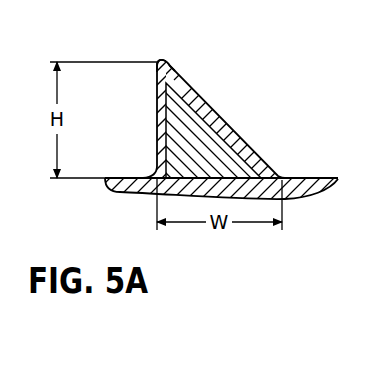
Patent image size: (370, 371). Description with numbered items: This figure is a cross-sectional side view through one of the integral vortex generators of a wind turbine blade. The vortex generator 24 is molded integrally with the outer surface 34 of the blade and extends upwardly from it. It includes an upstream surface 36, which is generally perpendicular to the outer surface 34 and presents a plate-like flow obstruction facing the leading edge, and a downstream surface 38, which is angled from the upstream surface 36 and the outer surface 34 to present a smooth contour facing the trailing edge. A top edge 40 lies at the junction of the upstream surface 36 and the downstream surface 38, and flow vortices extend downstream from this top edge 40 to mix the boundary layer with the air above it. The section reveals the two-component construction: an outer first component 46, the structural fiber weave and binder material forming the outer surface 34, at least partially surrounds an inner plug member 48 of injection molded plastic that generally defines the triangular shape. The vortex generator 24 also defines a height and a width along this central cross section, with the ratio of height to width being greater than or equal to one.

The vortex generator 24 is at (222, 93).
The outer surface 34 is at (302, 178).
The upstream surface 36 is at (157, 108).
The downstream surface 38 is at (230, 128).
The top edge 40 is at (161, 60).
The first component 46 is at (297, 197).
The plug member 48 is at (185, 137).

——————

- **Required task**: Please print all of the entries above word for word, leaving out any pictures.

- **Final result**:
Patent image size: (370, 371). Description with numbered items: This figure is a cross-sectional side view through one of the integral vortex generators of a wind turbine blade. The vortex generator 24 is molded integrally with the outer surface 34 of the blade and extends upwardly from it. It includes an upstream surface 36, which is generally perpendicular to the outer surface 34 and presents a plate-like flow obstruction facing the leading edge, and a downstream surface 38, which is angled from the upstream surface 36 and the outer surface 34 to present a smooth contour facing the trailing edge. A top edge 40 lies at the junction of the upstream surface 36 and the downstream surface 38, and flow vortices extend downstream from this top edge 40 to mix the boundary layer with the air above it. The section reveals the two-component construction: an outer first component 46, the structural fiber weave and binder material forming the outer surface 34, at least partially surrounds an inner plug member 48 of injection molded plastic that generally defines the triangular shape. The vortex generator 24 also defines a height and a width along this central cross section, with the ratio of height to width being greater than or equal to one.

The vortex generator 24 is at (222, 93).
The outer surface 34 is at (302, 178).
The upstream surface 36 is at (157, 108).
The downstream surface 38 is at (230, 128).
The top edge 40 is at (161, 60).
The first component 46 is at (297, 197).
The plug member 48 is at (185, 137).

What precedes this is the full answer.